From the listing below, copy every line with the word "lower".

___ Data listing ___

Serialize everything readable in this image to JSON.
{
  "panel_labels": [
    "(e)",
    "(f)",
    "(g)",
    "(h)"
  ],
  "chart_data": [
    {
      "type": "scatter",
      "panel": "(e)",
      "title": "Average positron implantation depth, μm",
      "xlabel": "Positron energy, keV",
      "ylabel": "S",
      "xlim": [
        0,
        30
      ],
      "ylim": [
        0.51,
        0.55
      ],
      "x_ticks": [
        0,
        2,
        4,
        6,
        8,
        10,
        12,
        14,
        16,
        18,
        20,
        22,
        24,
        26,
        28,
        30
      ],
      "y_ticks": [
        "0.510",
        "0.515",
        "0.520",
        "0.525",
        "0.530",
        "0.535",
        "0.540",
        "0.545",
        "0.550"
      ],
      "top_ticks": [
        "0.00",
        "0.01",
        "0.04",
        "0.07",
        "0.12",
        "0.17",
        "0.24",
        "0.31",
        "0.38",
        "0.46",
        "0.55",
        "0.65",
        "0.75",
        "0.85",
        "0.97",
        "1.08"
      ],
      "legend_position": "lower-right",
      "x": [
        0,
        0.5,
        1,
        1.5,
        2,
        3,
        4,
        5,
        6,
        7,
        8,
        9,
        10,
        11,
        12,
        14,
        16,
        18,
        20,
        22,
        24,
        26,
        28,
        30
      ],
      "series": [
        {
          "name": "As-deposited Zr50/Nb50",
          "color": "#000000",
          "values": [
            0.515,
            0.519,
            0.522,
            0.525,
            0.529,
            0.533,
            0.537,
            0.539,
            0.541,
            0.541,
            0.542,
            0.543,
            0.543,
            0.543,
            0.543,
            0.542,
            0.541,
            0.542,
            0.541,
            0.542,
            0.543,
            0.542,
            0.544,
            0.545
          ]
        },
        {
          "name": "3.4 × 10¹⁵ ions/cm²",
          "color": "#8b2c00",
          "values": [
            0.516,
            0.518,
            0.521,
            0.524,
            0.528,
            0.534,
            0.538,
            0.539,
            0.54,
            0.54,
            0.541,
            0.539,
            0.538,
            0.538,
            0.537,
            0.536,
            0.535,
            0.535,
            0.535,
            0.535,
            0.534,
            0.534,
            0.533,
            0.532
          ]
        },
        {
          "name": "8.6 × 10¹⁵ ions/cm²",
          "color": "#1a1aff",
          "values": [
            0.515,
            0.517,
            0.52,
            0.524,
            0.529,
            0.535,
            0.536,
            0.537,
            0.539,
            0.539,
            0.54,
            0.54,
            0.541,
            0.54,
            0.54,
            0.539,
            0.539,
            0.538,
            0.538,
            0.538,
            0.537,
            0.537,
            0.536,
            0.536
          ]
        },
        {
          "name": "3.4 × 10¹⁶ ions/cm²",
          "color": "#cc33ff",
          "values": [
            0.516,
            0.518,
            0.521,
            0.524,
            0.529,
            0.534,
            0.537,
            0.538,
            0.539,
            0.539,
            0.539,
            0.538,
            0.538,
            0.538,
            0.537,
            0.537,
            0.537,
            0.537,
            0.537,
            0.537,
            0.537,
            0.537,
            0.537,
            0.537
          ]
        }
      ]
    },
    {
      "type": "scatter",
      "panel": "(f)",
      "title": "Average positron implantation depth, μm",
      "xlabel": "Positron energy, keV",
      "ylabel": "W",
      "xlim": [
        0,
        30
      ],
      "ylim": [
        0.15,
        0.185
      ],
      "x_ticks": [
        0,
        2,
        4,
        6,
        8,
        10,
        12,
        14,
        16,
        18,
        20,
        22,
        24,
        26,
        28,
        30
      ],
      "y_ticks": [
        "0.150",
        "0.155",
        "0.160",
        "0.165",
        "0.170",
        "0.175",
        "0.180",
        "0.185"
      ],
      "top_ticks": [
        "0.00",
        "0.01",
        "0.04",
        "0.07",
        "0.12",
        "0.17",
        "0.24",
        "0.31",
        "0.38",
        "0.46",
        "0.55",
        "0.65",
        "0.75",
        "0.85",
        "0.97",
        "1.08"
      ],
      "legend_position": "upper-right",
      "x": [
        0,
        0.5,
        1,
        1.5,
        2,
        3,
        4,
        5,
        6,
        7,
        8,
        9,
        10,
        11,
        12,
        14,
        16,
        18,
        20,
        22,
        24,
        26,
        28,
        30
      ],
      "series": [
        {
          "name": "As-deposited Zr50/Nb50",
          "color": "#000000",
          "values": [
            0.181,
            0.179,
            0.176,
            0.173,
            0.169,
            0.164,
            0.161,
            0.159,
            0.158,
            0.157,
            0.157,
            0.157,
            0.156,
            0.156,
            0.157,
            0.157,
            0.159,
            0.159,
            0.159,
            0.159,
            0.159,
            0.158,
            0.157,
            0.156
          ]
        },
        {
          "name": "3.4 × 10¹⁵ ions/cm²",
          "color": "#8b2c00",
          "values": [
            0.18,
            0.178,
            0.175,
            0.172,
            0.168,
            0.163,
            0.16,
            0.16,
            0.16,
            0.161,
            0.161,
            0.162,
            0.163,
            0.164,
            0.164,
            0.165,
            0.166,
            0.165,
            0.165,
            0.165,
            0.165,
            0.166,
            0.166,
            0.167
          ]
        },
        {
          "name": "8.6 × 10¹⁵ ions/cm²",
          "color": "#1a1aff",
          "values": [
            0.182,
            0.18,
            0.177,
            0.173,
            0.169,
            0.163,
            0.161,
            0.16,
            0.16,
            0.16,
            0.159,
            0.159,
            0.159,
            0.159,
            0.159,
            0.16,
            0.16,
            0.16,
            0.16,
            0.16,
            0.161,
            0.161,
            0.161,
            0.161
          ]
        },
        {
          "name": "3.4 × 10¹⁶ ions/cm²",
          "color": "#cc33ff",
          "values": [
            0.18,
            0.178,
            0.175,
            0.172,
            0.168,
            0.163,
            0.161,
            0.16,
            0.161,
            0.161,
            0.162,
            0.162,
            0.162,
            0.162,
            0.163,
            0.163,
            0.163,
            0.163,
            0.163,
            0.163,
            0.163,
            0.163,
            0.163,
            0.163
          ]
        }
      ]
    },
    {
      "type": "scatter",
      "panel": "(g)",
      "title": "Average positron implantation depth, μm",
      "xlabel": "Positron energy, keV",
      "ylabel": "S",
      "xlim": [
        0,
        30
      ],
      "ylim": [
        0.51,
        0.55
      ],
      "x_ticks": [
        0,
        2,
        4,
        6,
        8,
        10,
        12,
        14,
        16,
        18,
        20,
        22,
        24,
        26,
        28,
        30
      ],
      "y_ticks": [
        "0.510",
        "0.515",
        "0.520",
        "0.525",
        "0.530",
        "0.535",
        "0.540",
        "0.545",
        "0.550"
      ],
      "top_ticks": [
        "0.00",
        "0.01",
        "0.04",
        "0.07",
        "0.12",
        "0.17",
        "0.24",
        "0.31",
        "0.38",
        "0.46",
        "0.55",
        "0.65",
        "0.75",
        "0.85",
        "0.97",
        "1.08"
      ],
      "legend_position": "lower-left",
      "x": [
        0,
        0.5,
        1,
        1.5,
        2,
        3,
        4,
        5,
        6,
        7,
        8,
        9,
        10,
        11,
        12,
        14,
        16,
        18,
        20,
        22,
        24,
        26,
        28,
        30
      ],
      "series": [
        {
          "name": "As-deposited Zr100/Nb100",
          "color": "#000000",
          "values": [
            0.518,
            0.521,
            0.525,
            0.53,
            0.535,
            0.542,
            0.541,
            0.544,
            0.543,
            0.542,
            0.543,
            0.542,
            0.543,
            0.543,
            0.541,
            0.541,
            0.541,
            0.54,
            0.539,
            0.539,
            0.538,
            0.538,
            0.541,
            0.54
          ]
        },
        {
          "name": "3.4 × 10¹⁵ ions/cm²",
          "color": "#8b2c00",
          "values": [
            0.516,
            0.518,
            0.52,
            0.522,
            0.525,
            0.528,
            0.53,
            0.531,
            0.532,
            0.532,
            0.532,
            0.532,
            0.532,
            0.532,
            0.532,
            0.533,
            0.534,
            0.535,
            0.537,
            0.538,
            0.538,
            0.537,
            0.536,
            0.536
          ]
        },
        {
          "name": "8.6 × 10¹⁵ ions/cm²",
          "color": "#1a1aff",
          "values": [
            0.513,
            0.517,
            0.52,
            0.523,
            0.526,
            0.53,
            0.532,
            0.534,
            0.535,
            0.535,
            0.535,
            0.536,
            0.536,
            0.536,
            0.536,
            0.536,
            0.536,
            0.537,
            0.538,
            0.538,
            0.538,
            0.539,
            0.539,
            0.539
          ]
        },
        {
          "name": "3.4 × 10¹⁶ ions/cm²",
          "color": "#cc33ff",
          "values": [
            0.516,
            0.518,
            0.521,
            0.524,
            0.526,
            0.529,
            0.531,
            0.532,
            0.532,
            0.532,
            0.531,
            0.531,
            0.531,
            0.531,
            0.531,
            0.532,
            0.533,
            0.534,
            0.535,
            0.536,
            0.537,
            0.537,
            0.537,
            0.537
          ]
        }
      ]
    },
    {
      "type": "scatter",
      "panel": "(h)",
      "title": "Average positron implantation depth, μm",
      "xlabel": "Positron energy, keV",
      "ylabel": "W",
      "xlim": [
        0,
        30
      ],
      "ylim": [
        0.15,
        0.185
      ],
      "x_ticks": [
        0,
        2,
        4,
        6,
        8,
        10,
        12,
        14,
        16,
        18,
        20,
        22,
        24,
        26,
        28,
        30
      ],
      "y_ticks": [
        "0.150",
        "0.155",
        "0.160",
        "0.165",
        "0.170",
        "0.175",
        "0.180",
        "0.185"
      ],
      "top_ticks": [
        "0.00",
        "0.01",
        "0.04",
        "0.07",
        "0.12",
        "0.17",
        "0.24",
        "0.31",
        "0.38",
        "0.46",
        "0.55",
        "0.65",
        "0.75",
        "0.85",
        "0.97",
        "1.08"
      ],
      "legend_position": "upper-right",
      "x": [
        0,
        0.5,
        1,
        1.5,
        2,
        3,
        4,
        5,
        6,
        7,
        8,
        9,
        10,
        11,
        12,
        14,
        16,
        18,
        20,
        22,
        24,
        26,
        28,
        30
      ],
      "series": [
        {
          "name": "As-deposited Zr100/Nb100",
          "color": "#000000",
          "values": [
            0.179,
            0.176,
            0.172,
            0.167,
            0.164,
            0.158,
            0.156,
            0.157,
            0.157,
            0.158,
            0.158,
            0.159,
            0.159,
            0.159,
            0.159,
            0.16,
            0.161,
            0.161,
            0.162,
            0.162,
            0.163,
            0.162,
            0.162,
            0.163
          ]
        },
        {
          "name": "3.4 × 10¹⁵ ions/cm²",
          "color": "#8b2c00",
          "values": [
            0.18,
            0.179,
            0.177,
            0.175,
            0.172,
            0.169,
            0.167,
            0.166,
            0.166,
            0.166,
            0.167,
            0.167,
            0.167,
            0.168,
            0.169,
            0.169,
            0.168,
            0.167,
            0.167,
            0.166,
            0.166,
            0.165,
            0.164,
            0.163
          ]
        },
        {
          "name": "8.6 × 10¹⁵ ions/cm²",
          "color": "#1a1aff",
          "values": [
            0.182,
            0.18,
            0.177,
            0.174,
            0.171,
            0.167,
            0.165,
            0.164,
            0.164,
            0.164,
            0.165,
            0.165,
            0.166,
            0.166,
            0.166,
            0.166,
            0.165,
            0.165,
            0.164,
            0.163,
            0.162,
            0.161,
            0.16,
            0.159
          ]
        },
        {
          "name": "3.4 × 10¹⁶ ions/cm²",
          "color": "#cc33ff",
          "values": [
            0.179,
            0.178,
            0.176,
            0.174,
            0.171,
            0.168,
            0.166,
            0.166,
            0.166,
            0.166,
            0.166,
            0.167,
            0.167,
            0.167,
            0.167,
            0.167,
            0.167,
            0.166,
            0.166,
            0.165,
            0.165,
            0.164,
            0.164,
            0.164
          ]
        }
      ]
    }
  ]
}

___

▶ _Finished answer_:
      "legend_position": "lower-right",
      "legend_position": "lower-left",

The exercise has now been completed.